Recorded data

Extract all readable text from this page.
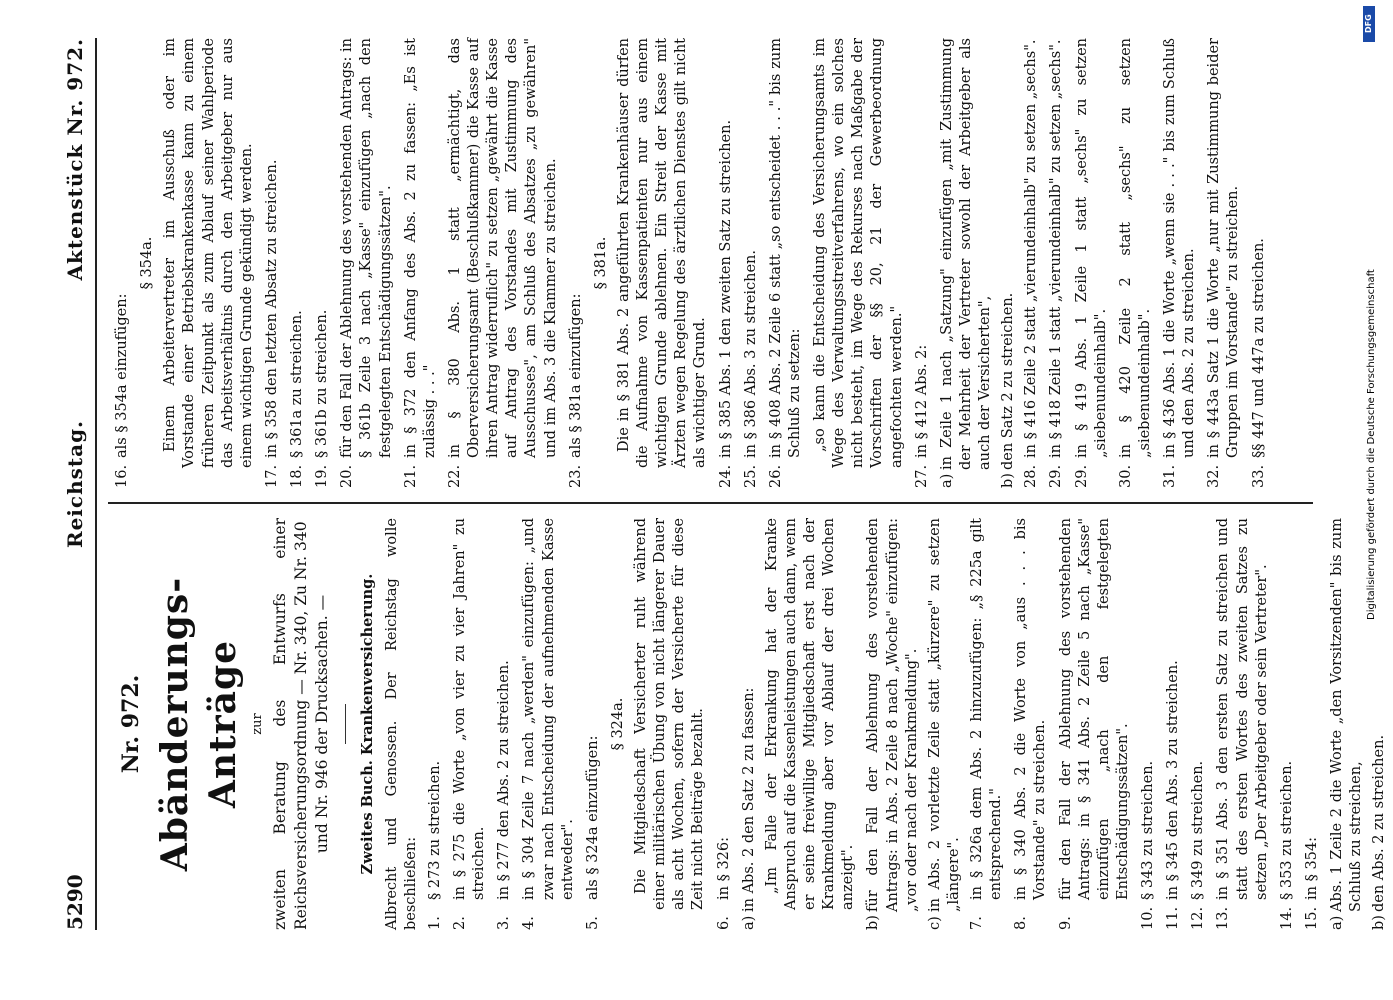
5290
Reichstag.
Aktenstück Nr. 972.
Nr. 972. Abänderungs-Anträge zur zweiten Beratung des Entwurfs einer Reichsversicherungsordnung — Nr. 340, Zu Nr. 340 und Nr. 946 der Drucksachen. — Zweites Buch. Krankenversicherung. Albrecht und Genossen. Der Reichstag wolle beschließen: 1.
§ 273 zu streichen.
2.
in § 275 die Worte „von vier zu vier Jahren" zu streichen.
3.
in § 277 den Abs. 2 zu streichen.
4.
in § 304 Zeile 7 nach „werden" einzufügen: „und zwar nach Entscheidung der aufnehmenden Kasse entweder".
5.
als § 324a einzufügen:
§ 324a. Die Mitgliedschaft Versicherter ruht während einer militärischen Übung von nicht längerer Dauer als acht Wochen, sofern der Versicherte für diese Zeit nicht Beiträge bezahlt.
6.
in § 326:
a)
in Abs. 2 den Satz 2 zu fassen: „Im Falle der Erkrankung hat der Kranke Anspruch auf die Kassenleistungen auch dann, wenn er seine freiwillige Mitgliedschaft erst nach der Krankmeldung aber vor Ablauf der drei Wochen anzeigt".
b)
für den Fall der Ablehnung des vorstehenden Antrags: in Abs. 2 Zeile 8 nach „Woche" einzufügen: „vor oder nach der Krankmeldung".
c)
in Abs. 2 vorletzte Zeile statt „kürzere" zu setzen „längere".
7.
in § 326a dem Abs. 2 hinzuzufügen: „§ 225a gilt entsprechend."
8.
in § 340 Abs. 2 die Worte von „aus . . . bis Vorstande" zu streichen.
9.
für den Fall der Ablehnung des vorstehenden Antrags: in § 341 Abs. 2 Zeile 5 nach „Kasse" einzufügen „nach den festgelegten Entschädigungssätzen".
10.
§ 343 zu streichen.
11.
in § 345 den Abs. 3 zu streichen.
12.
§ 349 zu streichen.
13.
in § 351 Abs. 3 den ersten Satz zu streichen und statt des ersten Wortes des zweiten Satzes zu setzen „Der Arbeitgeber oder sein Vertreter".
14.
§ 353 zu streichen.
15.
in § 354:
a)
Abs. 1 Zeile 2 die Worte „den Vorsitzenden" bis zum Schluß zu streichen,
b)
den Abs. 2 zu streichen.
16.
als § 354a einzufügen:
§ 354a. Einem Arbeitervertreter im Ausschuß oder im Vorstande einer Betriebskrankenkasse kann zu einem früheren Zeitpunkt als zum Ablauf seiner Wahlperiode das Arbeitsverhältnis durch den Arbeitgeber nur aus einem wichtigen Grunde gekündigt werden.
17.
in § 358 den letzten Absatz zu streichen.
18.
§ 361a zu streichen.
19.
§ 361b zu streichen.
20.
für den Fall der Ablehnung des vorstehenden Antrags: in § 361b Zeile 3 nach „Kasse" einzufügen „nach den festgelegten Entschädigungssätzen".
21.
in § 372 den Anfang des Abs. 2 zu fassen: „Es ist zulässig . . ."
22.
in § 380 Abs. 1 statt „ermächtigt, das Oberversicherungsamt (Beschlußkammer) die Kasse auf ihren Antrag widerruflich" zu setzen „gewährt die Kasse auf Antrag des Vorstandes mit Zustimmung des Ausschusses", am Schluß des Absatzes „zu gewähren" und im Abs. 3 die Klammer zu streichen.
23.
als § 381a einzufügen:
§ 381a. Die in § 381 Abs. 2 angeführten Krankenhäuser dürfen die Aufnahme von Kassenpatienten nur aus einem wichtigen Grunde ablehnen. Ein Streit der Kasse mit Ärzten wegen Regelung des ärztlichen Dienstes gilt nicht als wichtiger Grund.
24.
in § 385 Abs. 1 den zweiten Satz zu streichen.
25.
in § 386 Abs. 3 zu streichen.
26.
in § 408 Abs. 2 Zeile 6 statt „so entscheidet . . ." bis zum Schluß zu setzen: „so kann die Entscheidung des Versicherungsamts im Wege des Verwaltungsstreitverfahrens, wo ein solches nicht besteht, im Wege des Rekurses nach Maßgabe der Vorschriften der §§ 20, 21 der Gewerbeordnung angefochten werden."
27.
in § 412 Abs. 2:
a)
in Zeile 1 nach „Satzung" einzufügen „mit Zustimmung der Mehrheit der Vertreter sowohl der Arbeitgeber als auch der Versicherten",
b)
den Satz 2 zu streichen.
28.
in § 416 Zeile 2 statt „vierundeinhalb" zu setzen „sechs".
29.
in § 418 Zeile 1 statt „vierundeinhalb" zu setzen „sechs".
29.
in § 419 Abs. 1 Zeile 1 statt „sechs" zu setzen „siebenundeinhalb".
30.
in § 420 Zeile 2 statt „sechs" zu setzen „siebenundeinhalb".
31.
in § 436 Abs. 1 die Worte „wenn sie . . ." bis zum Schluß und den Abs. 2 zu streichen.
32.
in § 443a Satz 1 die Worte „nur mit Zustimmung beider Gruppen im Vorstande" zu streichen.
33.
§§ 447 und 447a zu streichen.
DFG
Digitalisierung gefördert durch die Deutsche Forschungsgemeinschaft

What the task asks
Report only a number: how many lines in the material above contain the string "oder".

Expected answer
3